Take the line containing "Parse this screenshot: output", the line containing "Give me the", and all lines between them, and transcribe them exactly. Leave out pictures.

——

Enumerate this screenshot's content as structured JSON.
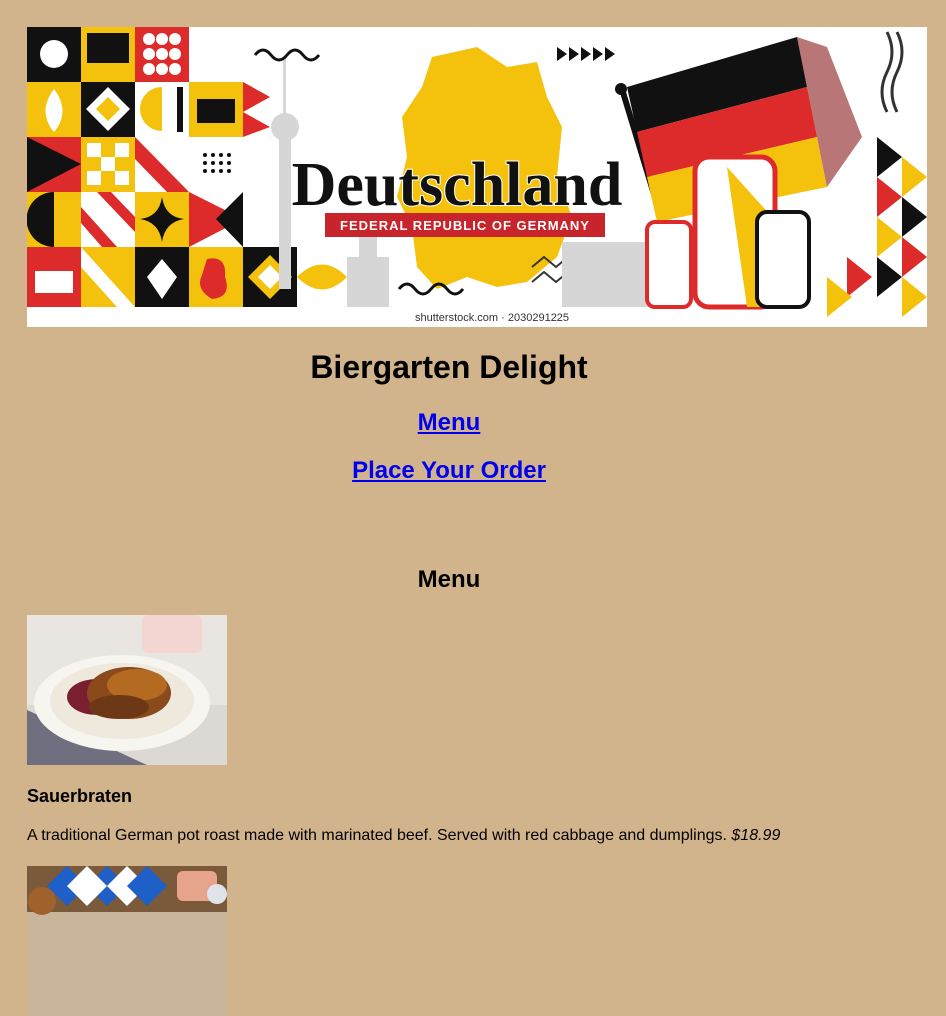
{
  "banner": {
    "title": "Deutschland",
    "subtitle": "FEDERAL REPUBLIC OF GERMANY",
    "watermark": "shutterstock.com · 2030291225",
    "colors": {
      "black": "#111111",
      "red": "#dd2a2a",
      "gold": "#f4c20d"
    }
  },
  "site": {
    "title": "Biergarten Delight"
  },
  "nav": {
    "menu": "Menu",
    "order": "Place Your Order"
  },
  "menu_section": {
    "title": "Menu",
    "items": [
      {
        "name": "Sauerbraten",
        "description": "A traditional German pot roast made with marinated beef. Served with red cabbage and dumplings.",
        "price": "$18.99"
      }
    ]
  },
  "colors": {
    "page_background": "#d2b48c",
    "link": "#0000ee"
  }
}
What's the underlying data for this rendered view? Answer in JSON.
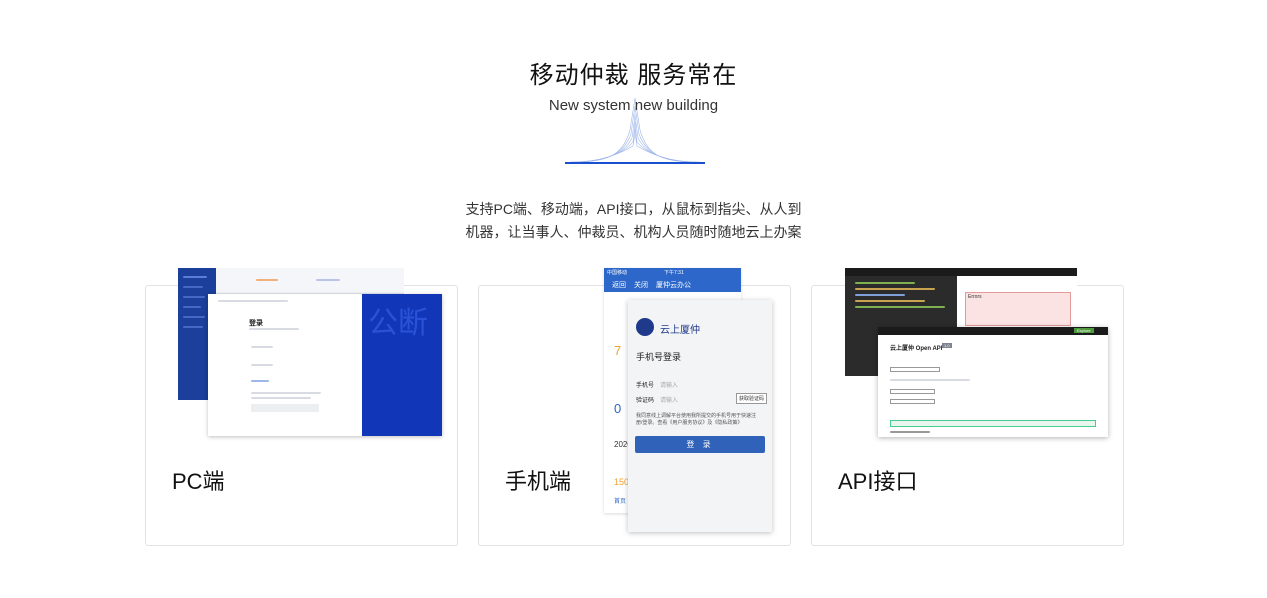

——

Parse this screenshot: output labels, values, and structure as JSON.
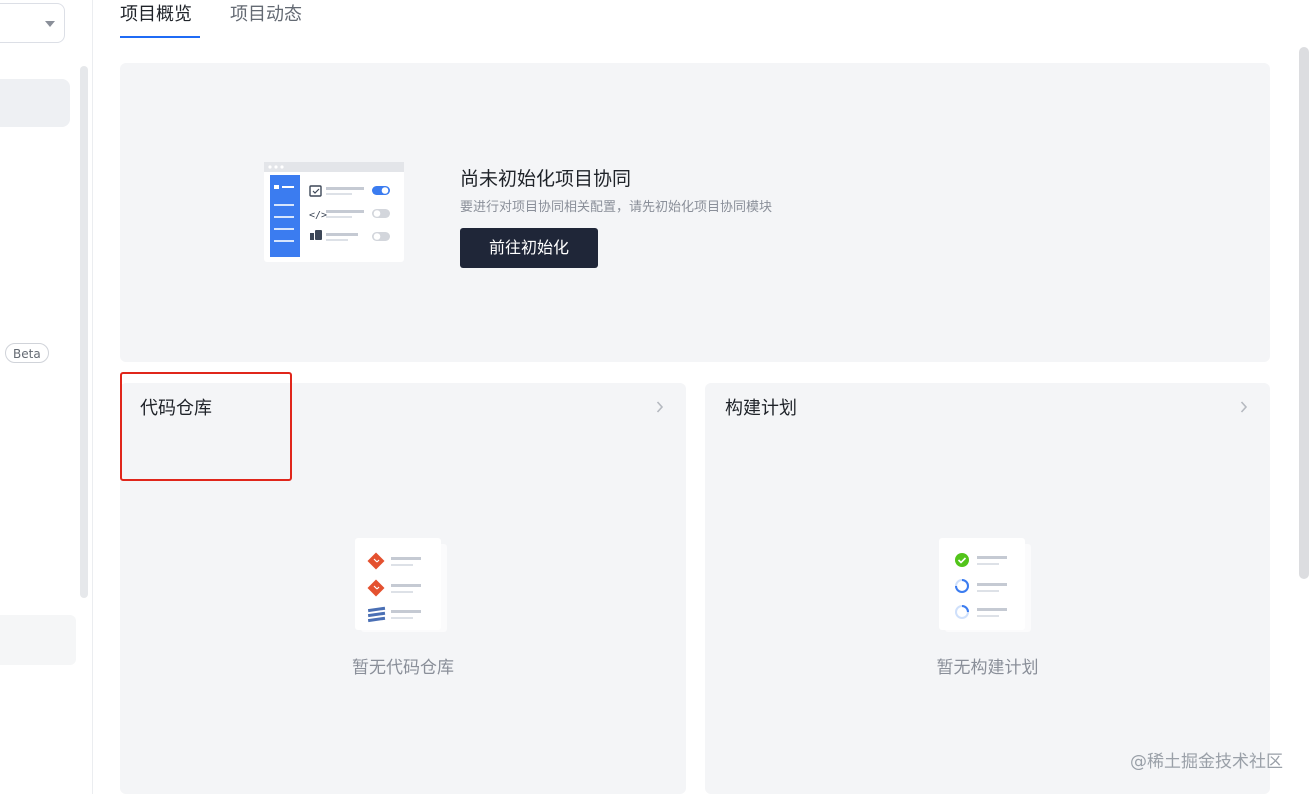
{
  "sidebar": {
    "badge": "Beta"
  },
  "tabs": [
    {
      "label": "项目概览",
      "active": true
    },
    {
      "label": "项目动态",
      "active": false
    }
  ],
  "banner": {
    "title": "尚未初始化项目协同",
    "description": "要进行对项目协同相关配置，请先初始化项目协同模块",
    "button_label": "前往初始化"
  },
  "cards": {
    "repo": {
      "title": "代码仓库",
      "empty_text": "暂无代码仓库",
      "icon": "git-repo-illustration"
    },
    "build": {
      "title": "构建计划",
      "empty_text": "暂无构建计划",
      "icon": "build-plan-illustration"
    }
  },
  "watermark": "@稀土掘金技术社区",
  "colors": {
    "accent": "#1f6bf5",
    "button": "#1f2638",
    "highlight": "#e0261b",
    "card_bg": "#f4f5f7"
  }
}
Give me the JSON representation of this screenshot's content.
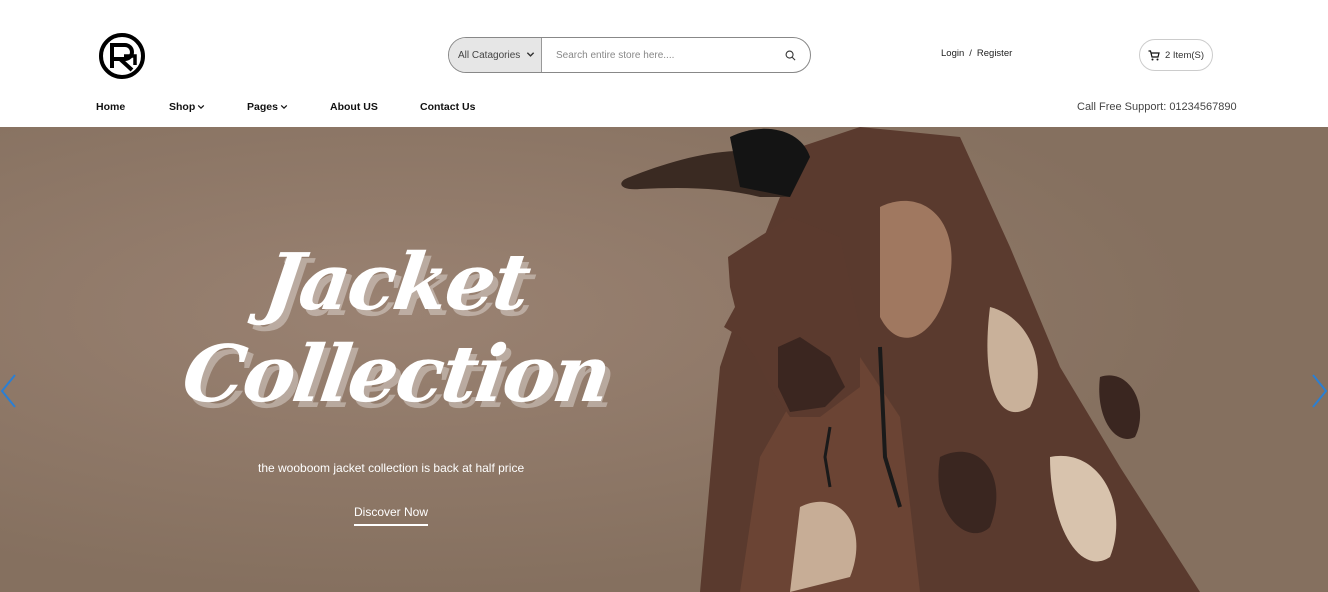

——

§ **Result below**:
Parse this screenshot: output labels, values, and structure as JSON.
{
  "sidebar": {
    "badge": "Beta"
  },
  "tabs": [
    {
      "label": "项目概览",
      "active": true
    },
    {
      "label": "项目动态",
      "active": false
    }
  ],
  "banner": {
    "title": "尚未初始化项目协同",
    "description": "要进行对项目协同相关配置，请先初始化项目协同模块",
    "button_label": "前往初始化"
  },
  "cards": {
    "repo": {
      "title": "代码仓库",
      "empty_text": "暂无代码仓库",
      "icon": "git-repo-illustration"
    },
    "build": {
      "title": "构建计划",
      "empty_text": "暂无构建计划",
      "icon": "build-plan-illustration"
    }
  },
  "watermark": "@稀土掘金技术社区",
  "colors": {
    "accent": "#1f6bf5",
    "button": "#1f2638",
    "highlight": "#e0261b",
    "card_bg": "#f4f5f7"
  }
}
Give me the JSON representation of this screenshot's content.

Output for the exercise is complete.